更新日2018.05.17

ビジネス会話の基本を学んでベストな対応! できる社会人の会話術とは

ビジネスシーンでの言葉使いはとても重要ですよね。間違った日本語を使っていると社内での信用を失ってしまったり、意図していたことが間違って伝わってしまうなど、トラブルの原因にもなりかねません。逆にビジネス会話の基礎を学んで正しい日本語を使えれば上司や取引先ともスムーズな会話ができるようになり、あなたのビジネスライフをもっと円滑に進めることができるでしょう。できる社会人とは、いったいどんな会話術を駆使しているのでしょうか? 今回は、普段から一緒に仕事をする社内の人たちとの関係を良好にするためのテクニックを、いくつかのシチュエーションに分けて紹介していきます!

ビジネス会話の基本

ビジネス会話の基本は、伝えたい内容を正確かつ簡潔に伝えることです。コミュニケーションや意思疎通がメインである日常会話に比べ、ビジネス会話では要点や意図がしっかりとまとまっていることが大事。「結局何が伝えたかったの?」と言われてしまっては、ビジネスを前に進めることはできませんよね。また、仕事でやりとりする相手はお友達ではありません。きちんとした敬語を使うことや、マナーを守ることもビジネス会話の大前提です。

ビジネス会話のポイント

ビジネス上での会話で意識すべきポイントを以下にまとめてみました。

■6W2Hを意識して話す

ビジネスシーンでは人物が多数登場するシーンも多いため、会話の基本である5W1Hに加え、「Whom=誰に」を明確にしておくことが大切です。また、「How much=いくらで」を意識することもビジネスの現場においては重要な要素です。

__資料抜粋__.
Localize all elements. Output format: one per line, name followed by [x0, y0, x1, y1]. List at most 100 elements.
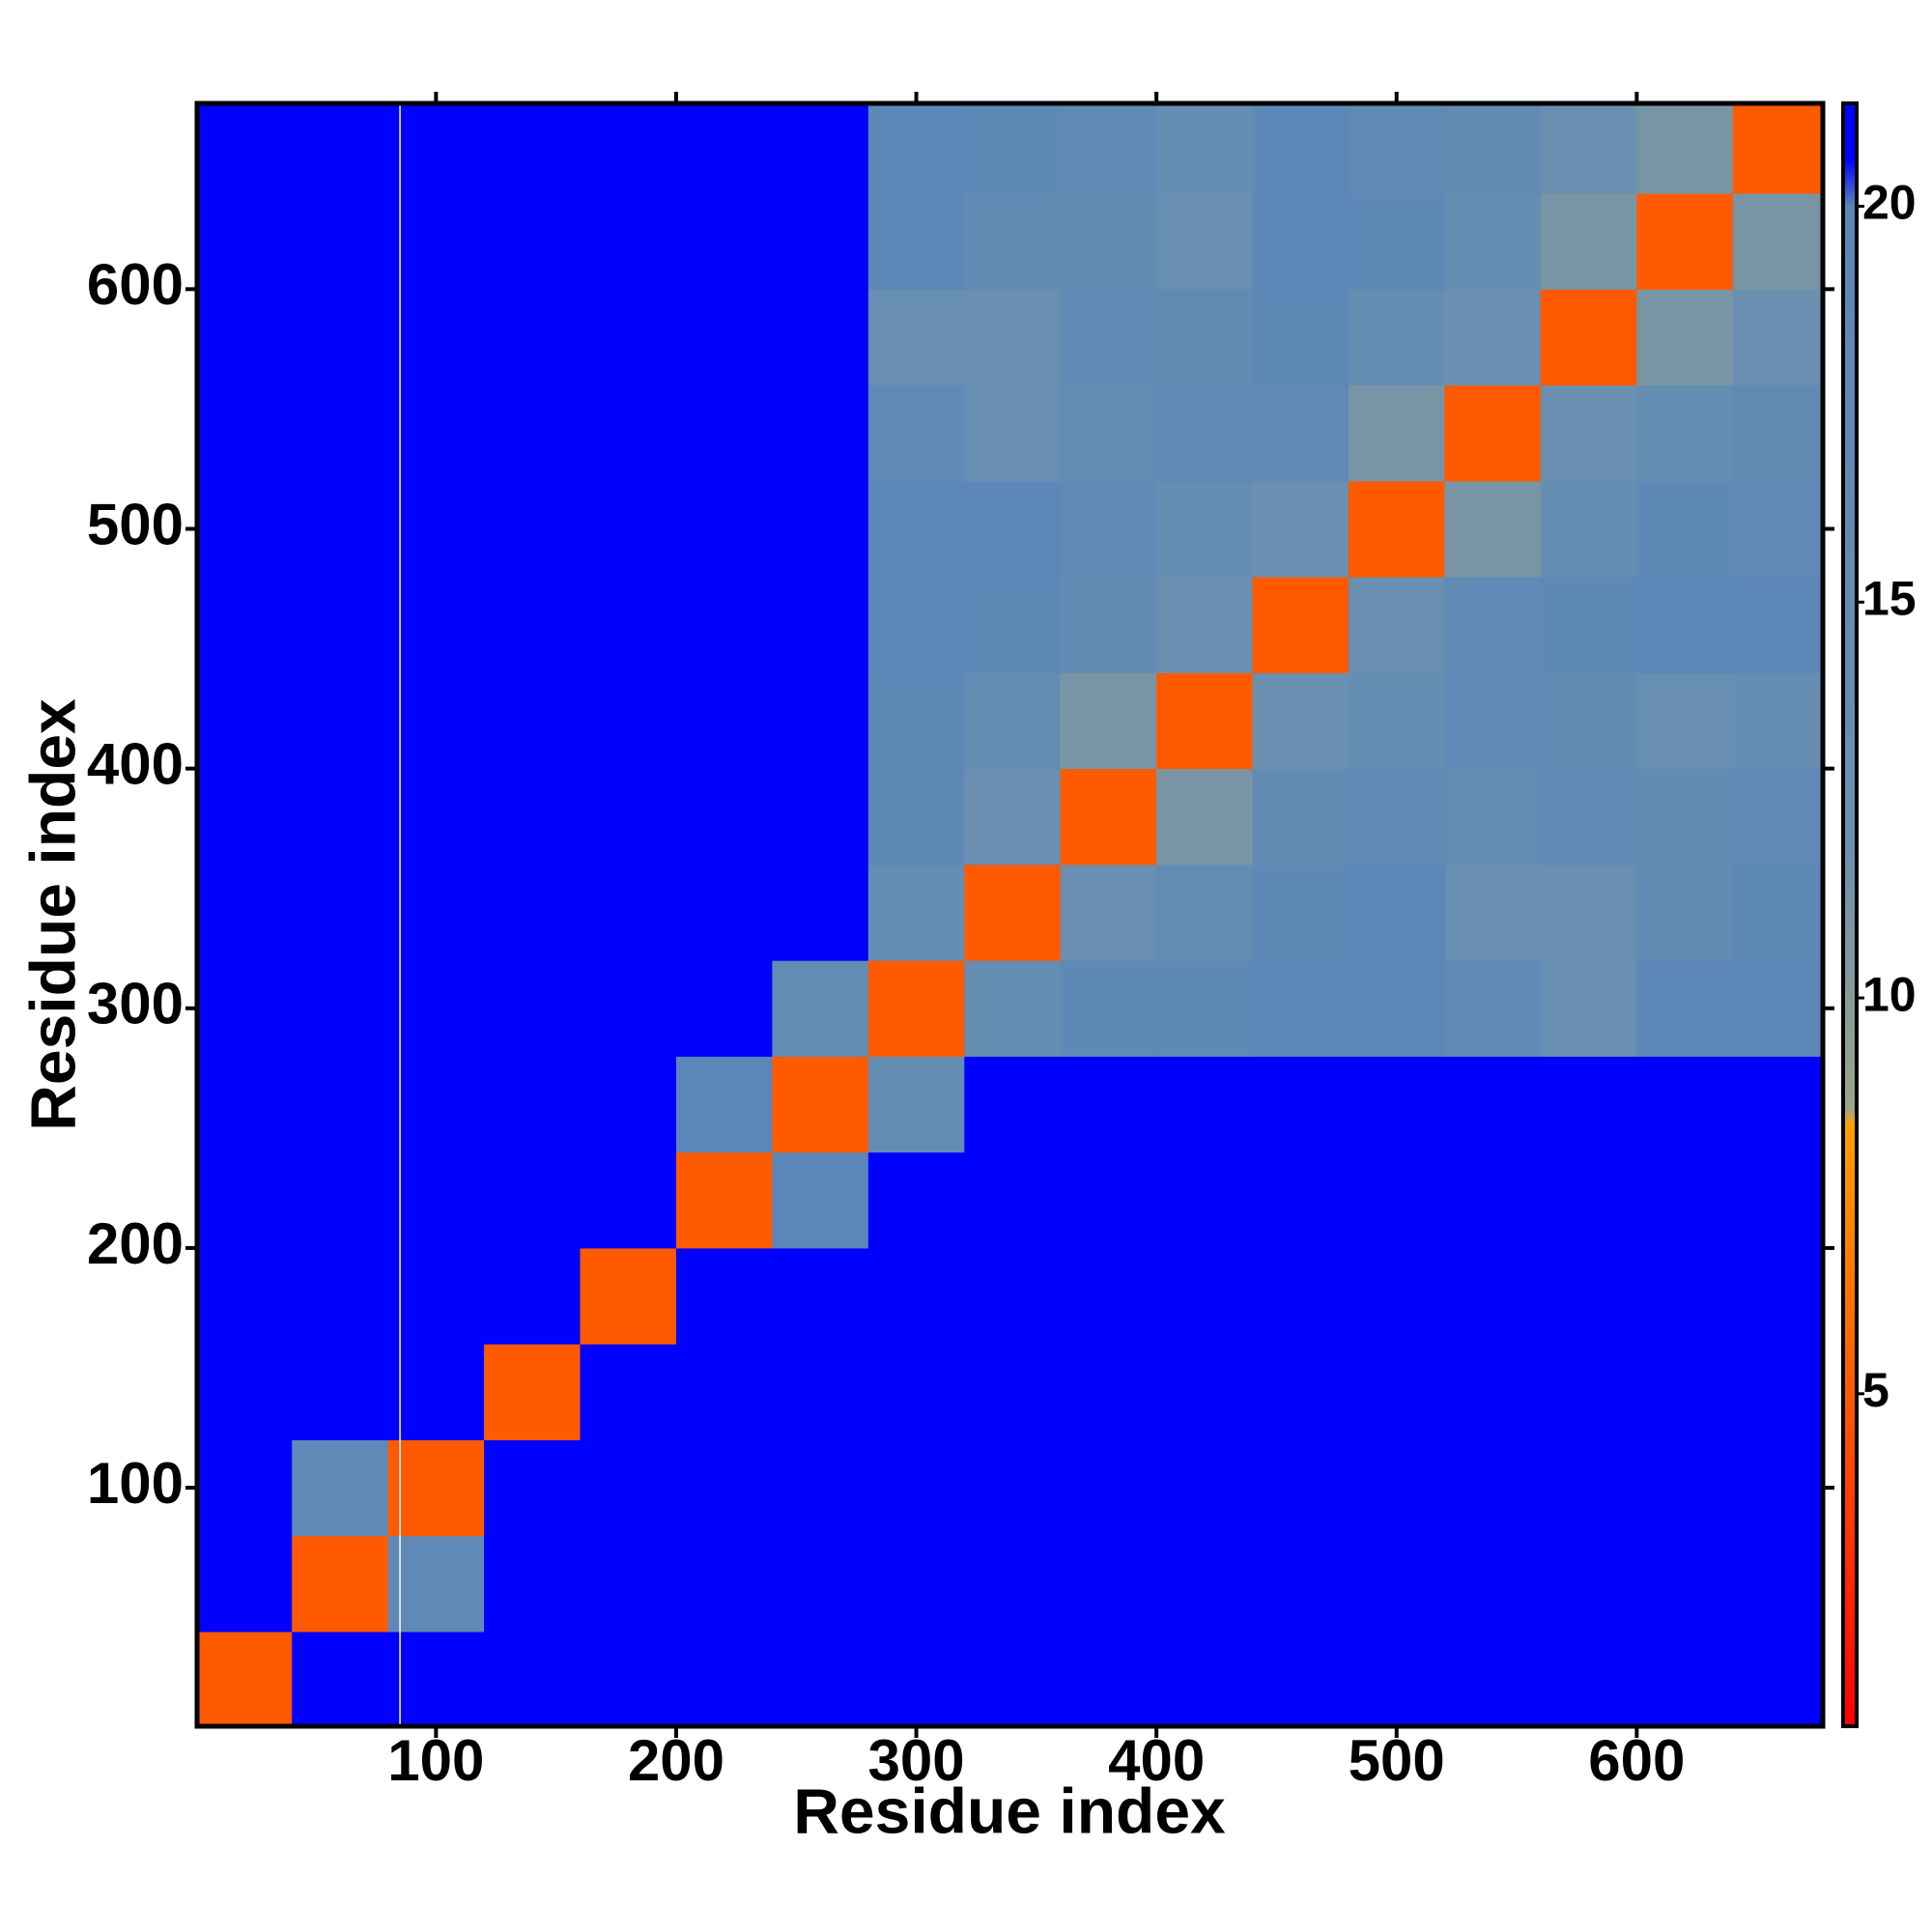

__課題 1__. ビジネス会話に関する文章から、記事タイトル以外の見出しをすべて抜き出してください。見出しの前の記号は省いてください。
__課題 2__. ビジネス会話に関する文章を、最後の文の後から書き継いでください。

__解答 1__.
・ビジネス会話の基本
・ビジネス会話のポイント
・6W2Hを意識して話す

__解答 2__.
■結論から話す

上司に何かを報告する際には結論から話すことで、伝えたい内容がミスなくスムーズに伝わります。結論を伝えたあとで、その結論に至った経緯や、今後の動きなどについて補足するとスムーズです。

■明るいトーンではきはきと

会話中、低く小さな声でぼそぼそ話していては相手に暗い印象を与えてしまいます。普段よりも少し明るいトーンで、声を前に飛ばすことを心がけるとよいでしょう。また、言葉の語尾までしっかりと発声することで、自信のある印象を持ってもらうこともできます。

■適度なスピードで話す

相手に伝えたいことがあるからといって、早口でまくしたてるのはNG。相手が聞き取りやすいスピードを意識して、きちんと一言一言を発声するのがポイントです。

言い間違い注意! 使ってしまいがちな重複表現はどれ?

重複表現とは、同じ意味の言葉重ねてしまうこと。特に意味を強調したい時などにあえて使うことはテクニックとしてありますが、基本的な会話の中では使わないほうが良いとされている表現です。具体的な例を、クイズで見ていきましょう。

よく聞く次の3つの言葉、重複表現なのはどれ?

① 最後の切り札
② ダントツの一位
③ 過半数を超える

▼答え
①②③すべて重複表現です!

言葉遣いを重視する人は案外多いもの。差別用語はもちろん、ふさわしくない表現や重複表現は知っておきましょう。その他の間違いやすい重複表現として「被害を被る」「思いがけないハプニング」「射程距離」「お身体をご自愛ください」「挙式を挙げる」「収入が入る」「すべて一任する」などがあります。

ほかにも、以下のような重複表現を耳にしたことがある方も多いのではないでしょうか。「つい使ってしまう重複表現ランキング」を元に、ビジネスシーンで登場頻度の高い重複表現をピックアップしてみました。
ランキング参照元:gooランキング「つい使ってしまう重複表現ランキング

■返事を返す

違和感を抱かない人も多いようですが、「返事を返す」は重複表現のひとつです。「返事をする」や「返事がくる」という言葉で代用することができます。「先方に返事をした?」など、社内でほかの人と進捗を共有する場面も多いと思いますので、覚えておいて損はないでしょう。

■思いがけないハプニング

「ハプニング」という言葉の中には、すでに「思いがけないもの」という意味合いが込められているので、重複表現となります。ビジネスにトラブルはつきもの。そういった場面でも正しい日本語を使えるくらい冷静にいたいものですね。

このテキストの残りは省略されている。